(The exercise): Copy the lines below word for word, leaving out the picture.
● ● ● ●
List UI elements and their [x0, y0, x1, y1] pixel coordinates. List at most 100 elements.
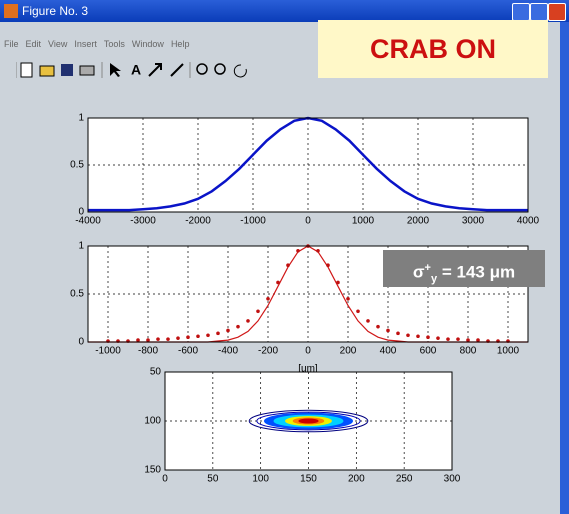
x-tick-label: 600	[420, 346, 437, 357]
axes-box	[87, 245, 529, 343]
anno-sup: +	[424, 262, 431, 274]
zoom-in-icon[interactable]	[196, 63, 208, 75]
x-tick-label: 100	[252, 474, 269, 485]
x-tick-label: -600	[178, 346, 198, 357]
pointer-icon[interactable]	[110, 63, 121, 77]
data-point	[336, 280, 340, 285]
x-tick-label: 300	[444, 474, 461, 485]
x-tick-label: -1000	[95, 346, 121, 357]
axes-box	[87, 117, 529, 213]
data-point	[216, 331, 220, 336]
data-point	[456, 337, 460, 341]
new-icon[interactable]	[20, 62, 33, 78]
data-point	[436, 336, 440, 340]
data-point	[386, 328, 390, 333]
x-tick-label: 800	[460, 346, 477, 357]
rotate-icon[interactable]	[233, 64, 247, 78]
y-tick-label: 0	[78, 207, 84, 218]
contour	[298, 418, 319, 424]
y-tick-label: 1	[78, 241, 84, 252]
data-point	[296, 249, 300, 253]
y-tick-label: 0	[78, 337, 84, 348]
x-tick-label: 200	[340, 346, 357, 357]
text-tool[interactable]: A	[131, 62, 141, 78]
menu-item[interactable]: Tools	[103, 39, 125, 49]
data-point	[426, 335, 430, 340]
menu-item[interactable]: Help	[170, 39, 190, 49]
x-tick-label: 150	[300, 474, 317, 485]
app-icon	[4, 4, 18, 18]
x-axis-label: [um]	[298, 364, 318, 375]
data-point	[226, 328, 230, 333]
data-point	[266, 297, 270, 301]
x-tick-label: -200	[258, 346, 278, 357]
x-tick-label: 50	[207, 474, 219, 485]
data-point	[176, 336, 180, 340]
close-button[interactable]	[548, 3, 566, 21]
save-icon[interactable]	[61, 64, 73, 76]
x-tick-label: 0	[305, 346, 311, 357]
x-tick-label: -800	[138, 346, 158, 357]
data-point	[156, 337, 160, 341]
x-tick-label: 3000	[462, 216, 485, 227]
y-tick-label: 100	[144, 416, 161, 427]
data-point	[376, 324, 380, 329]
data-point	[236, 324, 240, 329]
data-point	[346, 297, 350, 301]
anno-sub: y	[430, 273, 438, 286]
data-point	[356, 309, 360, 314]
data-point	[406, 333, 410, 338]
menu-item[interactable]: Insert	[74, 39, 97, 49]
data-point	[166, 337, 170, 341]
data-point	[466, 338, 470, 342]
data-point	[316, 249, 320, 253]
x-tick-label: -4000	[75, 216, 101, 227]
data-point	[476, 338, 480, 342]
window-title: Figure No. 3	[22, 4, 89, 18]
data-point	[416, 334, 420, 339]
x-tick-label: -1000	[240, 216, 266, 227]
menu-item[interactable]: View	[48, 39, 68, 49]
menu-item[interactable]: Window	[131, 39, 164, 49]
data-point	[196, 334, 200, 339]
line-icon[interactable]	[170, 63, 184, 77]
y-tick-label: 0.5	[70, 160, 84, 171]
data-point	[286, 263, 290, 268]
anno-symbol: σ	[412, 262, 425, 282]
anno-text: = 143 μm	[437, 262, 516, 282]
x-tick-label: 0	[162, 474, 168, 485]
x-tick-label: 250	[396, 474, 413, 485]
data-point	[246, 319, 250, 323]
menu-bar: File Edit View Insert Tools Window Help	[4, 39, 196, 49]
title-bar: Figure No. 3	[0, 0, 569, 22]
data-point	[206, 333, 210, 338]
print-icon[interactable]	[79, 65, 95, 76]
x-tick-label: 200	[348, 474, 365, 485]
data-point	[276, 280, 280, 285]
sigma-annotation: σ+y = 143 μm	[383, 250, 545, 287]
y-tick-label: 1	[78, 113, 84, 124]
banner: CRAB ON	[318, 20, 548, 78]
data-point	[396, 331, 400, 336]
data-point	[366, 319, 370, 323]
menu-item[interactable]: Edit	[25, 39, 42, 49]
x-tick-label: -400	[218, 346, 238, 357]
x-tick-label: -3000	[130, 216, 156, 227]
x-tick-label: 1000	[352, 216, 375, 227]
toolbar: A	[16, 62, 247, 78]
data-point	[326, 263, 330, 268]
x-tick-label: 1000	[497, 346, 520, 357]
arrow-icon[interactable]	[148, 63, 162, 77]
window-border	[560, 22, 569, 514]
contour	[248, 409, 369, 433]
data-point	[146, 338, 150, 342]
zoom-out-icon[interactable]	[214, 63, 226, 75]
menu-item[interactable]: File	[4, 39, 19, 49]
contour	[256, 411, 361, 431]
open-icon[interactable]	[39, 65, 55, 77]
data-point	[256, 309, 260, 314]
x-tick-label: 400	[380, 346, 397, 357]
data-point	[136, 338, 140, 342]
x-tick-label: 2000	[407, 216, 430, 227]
● ● ● ●
(Result for this exercise):
List UI elements and their [x0, y0, x1, y1] pixel coordinates. List at most 100 elements.
x-tick-label: 600	[420, 346, 437, 357]
axes-box	[87, 245, 529, 343]
anno-sup: +	[424, 262, 431, 274]
zoom-in-icon[interactable]	[196, 63, 208, 75]
x-tick-label: 100	[252, 474, 269, 485]
x-tick-label: -600	[178, 346, 198, 357]
pointer-icon[interactable]	[110, 63, 121, 77]
data-point	[336, 280, 340, 285]
x-tick-label: 300	[444, 474, 461, 485]
x-tick-label: -1000	[95, 346, 121, 357]
axes-box	[87, 117, 529, 213]
data-point	[216, 331, 220, 336]
data-point	[456, 337, 460, 341]
new-icon[interactable]	[20, 62, 33, 78]
data-point	[436, 336, 440, 340]
data-point	[386, 328, 390, 333]
x-tick-label: 800	[460, 346, 477, 357]
rotate-icon[interactable]	[233, 64, 247, 78]
y-tick-label: 0	[78, 207, 84, 218]
contour	[298, 418, 319, 424]
y-tick-label: 1	[78, 241, 84, 252]
data-point	[296, 249, 300, 253]
y-tick-label: 0	[78, 337, 84, 348]
x-tick-label: 200	[340, 346, 357, 357]
text-tool[interactable]: A	[131, 62, 141, 78]
menu-item[interactable]: Tools	[103, 39, 125, 49]
data-point	[426, 335, 430, 340]
menu-item[interactable]: Help	[170, 39, 190, 49]
x-tick-label: 150	[300, 474, 317, 485]
app-icon	[4, 4, 18, 18]
x-axis-label: [um]	[298, 364, 318, 375]
data-point	[226, 328, 230, 333]
data-point	[266, 297, 270, 301]
x-tick-label: -200	[258, 346, 278, 357]
x-tick-label: 50	[207, 474, 219, 485]
data-point	[176, 336, 180, 340]
close-button[interactable]	[548, 3, 566, 21]
save-icon[interactable]	[61, 64, 73, 76]
x-tick-label: 0	[305, 346, 311, 357]
x-tick-label: -800	[138, 346, 158, 357]
data-point	[156, 337, 160, 341]
x-tick-label: 3000	[462, 216, 485, 227]
y-tick-label: 100	[144, 416, 161, 427]
data-point	[376, 324, 380, 329]
data-point	[236, 324, 240, 329]
data-point	[346, 297, 350, 301]
anno-sub: y	[430, 273, 438, 286]
data-point	[356, 309, 360, 314]
data-point	[406, 333, 410, 338]
menu-item[interactable]: Insert	[74, 39, 97, 49]
data-point	[166, 337, 170, 341]
data-point	[466, 338, 470, 342]
data-point	[316, 249, 320, 253]
x-tick-label: -4000	[75, 216, 101, 227]
data-point	[476, 338, 480, 342]
window-title: Figure No. 3	[22, 4, 89, 18]
data-point	[416, 334, 420, 339]
x-tick-label: -1000	[240, 216, 266, 227]
menu-item[interactable]: View	[48, 39, 68, 49]
menu-item[interactable]: Window	[131, 39, 164, 49]
data-point	[196, 334, 200, 339]
line-icon[interactable]	[170, 63, 184, 77]
y-tick-label: 0.5	[70, 160, 84, 171]
data-point	[286, 263, 290, 268]
anno-symbol: σ	[412, 262, 425, 282]
anno-text: = 143 μm	[437, 262, 516, 282]
x-tick-label: 0	[162, 474, 168, 485]
x-tick-label: 250	[396, 474, 413, 485]
data-point	[246, 319, 250, 323]
menu-bar: File Edit View Insert Tools Window Help	[4, 39, 196, 49]
title-bar: Figure No. 3	[0, 0, 569, 22]
data-point	[206, 333, 210, 338]
print-icon[interactable]	[79, 65, 95, 76]
x-tick-label: 200	[348, 474, 365, 485]
data-point	[276, 280, 280, 285]
sigma-annotation: σ+y = 143 μm	[383, 250, 545, 287]
y-tick-label: 1	[78, 113, 84, 124]
banner: CRAB ON	[318, 20, 548, 78]
data-point	[396, 331, 400, 336]
data-point	[366, 319, 370, 323]
menu-item[interactable]: Edit	[25, 39, 42, 49]
x-tick-label: -400	[218, 346, 238, 357]
x-tick-label: -3000	[130, 216, 156, 227]
x-tick-label: 1000	[352, 216, 375, 227]
toolbar: A	[16, 62, 247, 78]
data-point	[326, 263, 330, 268]
x-tick-label: 1000	[497, 346, 520, 357]
arrow-icon[interactable]	[148, 63, 162, 77]
window-border	[560, 22, 569, 514]
contour	[248, 409, 369, 433]
data-point	[146, 338, 150, 342]
zoom-out-icon[interactable]	[214, 63, 226, 75]
menu-item[interactable]: File	[4, 39, 19, 49]
contour	[256, 411, 361, 431]
open-icon[interactable]	[39, 65, 55, 77]
data-point	[256, 309, 260, 314]
x-tick-label: 400	[380, 346, 397, 357]
data-point	[136, 338, 140, 342]
x-tick-label: 2000	[407, 216, 430, 227]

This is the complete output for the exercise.